__Task to complete__. Restate the material word for word and leave out anything that is a picture.

__Stored data__.
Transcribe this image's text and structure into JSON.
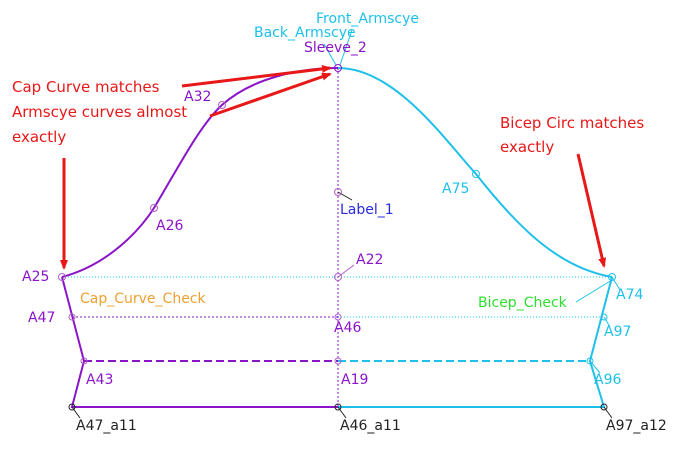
{
  "colors": {
    "back": "#8a14c8",
    "front": "#1ec0ea",
    "center": "#8a14c8",
    "arrow": "#e81818",
    "label_blue": "#2a2ae0",
    "check_orange": "#f0a030",
    "check_green": "#2ee02e",
    "point": "#b060c8",
    "note_text": "#e81818",
    "dark": "#222222"
  },
  "notes": {
    "cap_curve_line1": "Cap Curve matches",
    "cap_curve_line2": "Armscye curves almost",
    "cap_curve_line3": "exactly",
    "bicep_line1": "Bicep Circ matches",
    "bicep_line2": "exactly"
  },
  "labels": {
    "front_armscye": "Front_Armscye",
    "back_armscye": "Back_Armscye",
    "sleeve_2": "Sleeve_2",
    "a32": "A32",
    "a26": "A26",
    "a75": "A75",
    "label_1": "Label_1",
    "a25": "A25",
    "a22": "A22",
    "a74": "A74",
    "cap_curve_check": "Cap_Curve_Check",
    "bicep_check": "Bicep_Check",
    "a47": "A47",
    "a46": "A46",
    "a97": "A97",
    "a43": "A43",
    "a19": "A19",
    "a96": "A96",
    "a47_a11": "A47_a11",
    "a46_a11": "A46_a11",
    "a97_a12": "A97_a12"
  }
}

__Response to the exercise__.
Transcribe this image's text and structure into JSON.
{
  "colors": {
    "back": "#8a14c8",
    "front": "#1ec0ea",
    "center": "#8a14c8",
    "arrow": "#e81818",
    "label_blue": "#2a2ae0",
    "check_orange": "#f0a030",
    "check_green": "#2ee02e",
    "point": "#b060c8",
    "note_text": "#e81818",
    "dark": "#222222"
  },
  "notes": {
    "cap_curve_line1": "Cap Curve matches",
    "cap_curve_line2": "Armscye curves almost",
    "cap_curve_line3": "exactly",
    "bicep_line1": "Bicep Circ matches",
    "bicep_line2": "exactly"
  },
  "labels": {
    "front_armscye": "Front_Armscye",
    "back_armscye": "Back_Armscye",
    "sleeve_2": "Sleeve_2",
    "a32": "A32",
    "a26": "A26",
    "a75": "A75",
    "label_1": "Label_1",
    "a25": "A25",
    "a22": "A22",
    "a74": "A74",
    "cap_curve_check": "Cap_Curve_Check",
    "bicep_check": "Bicep_Check",
    "a47": "A47",
    "a46": "A46",
    "a97": "A97",
    "a43": "A43",
    "a19": "A19",
    "a96": "A96",
    "a47_a11": "A47_a11",
    "a46_a11": "A46_a11",
    "a97_a12": "A97_a12"
  }
}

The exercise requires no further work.